== WHAT THIS TASK INVOLVES ==
Write the records out again, precisely as they stand.

== LISTED ENTRIES ==
##############################

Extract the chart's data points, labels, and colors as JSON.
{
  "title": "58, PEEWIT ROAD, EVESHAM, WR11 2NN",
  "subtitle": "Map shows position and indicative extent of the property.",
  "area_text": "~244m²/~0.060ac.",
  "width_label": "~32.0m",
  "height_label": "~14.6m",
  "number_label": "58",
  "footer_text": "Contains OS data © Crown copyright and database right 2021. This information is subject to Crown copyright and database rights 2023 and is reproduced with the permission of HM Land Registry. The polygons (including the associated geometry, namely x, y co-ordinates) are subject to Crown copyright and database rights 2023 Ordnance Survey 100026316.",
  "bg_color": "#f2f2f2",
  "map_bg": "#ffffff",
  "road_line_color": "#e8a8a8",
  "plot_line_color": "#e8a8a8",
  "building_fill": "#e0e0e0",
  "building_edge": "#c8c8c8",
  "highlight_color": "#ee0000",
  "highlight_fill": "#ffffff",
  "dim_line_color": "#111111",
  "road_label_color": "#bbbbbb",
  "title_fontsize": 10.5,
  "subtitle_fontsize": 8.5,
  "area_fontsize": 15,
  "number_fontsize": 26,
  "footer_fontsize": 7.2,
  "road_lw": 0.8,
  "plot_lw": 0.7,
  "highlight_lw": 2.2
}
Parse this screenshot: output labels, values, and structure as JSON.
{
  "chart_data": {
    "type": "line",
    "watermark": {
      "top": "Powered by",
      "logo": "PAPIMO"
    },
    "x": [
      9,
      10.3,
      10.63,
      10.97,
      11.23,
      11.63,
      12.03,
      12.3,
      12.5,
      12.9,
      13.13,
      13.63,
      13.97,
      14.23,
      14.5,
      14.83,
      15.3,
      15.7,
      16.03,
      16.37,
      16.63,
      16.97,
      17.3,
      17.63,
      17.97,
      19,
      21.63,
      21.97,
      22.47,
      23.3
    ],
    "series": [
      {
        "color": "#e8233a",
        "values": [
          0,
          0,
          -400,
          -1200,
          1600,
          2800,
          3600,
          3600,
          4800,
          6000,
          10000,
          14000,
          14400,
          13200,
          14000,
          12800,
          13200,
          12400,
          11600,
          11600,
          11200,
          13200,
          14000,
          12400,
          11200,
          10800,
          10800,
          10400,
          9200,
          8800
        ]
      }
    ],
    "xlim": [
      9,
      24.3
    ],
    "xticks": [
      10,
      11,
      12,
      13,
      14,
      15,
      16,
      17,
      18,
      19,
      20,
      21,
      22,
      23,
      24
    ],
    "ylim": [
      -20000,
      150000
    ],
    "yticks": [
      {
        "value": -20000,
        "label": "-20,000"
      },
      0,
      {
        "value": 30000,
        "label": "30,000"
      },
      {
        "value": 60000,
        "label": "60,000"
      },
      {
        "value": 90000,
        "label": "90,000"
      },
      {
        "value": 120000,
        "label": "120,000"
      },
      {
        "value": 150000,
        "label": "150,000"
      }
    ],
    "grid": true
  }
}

##############################

== ANSWER ==
Extract the chart's data points, labels, and colors as JSON.
{
  "title": "58, PEEWIT ROAD, EVESHAM, WR11 2NN",
  "subtitle": "Map shows position and indicative extent of the property.",
  "area_text": "~244m²/~0.060ac.",
  "width_label": "~32.0m",
  "height_label": "~14.6m",
  "number_label": "58",
  "footer_text": "Contains OS data © Crown copyright and database right 2021. This information is subject to Crown copyright and database rights 2023 and is reproduced with the permission of HM Land Registry. The polygons (including the associated geometry, namely x, y co-ordinates) are subject to Crown copyright and database rights 2023 Ordnance Survey 100026316.",
  "bg_color": "#f2f2f2",
  "map_bg": "#ffffff",
  "road_line_color": "#e8a8a8",
  "plot_line_color": "#e8a8a8",
  "building_fill": "#e0e0e0",
  "building_edge": "#c8c8c8",
  "highlight_color": "#ee0000",
  "highlight_fill": "#ffffff",
  "dim_line_color": "#111111",
  "road_label_color": "#bbbbbb",
  "title_fontsize": 10.5,
  "subtitle_fontsize": 8.5,
  "area_fontsize": 15,
  "number_fontsize": 26,
  "footer_fontsize": 7.2,
  "road_lw": 0.8,
  "plot_lw": 0.7,
  "highlight_lw": 2.2
}
Parse this screenshot: output labels, values, and structure as JSON.
{
  "chart_data": {
    "type": "line",
    "watermark": {
      "top": "Powered by",
      "logo": "PAPIMO"
    },
    "x": [
      9,
      10.3,
      10.63,
      10.97,
      11.23,
      11.63,
      12.03,
      12.3,
      12.5,
      12.9,
      13.13,
      13.63,
      13.97,
      14.23,
      14.5,
      14.83,
      15.3,
      15.7,
      16.03,
      16.37,
      16.63,
      16.97,
      17.3,
      17.63,
      17.97,
      19,
      21.63,
      21.97,
      22.47,
      23.3
    ],
    "series": [
      {
        "color": "#e8233a",
        "values": [
          0,
          0,
          -400,
          -1200,
          1600,
          2800,
          3600,
          3600,
          4800,
          6000,
          10000,
          14000,
          14400,
          13200,
          14000,
          12800,
          13200,
          12400,
          11600,
          11600,
          11200,
          13200,
          14000,
          12400,
          11200,
          10800,
          10800,
          10400,
          9200,
          8800
        ]
      }
    ],
    "xlim": [
      9,
      24.3
    ],
    "xticks": [
      10,
      11,
      12,
      13,
      14,
      15,
      16,
      17,
      18,
      19,
      20,
      21,
      22,
      23,
      24
    ],
    "ylim": [
      -20000,
      150000
    ],
    "yticks": [
      {
        "value": -20000,
        "label": "-20,000"
      },
      0,
      {
        "value": 30000,
        "label": "30,000"
      },
      {
        "value": 60000,
        "label": "60,000"
      },
      {
        "value": 90000,
        "label": "90,000"
      },
      {
        "value": 120000,
        "label": "120,000"
      },
      {
        "value": 150000,
        "label": "150,000"
      }
    ],
    "grid": true
  }
}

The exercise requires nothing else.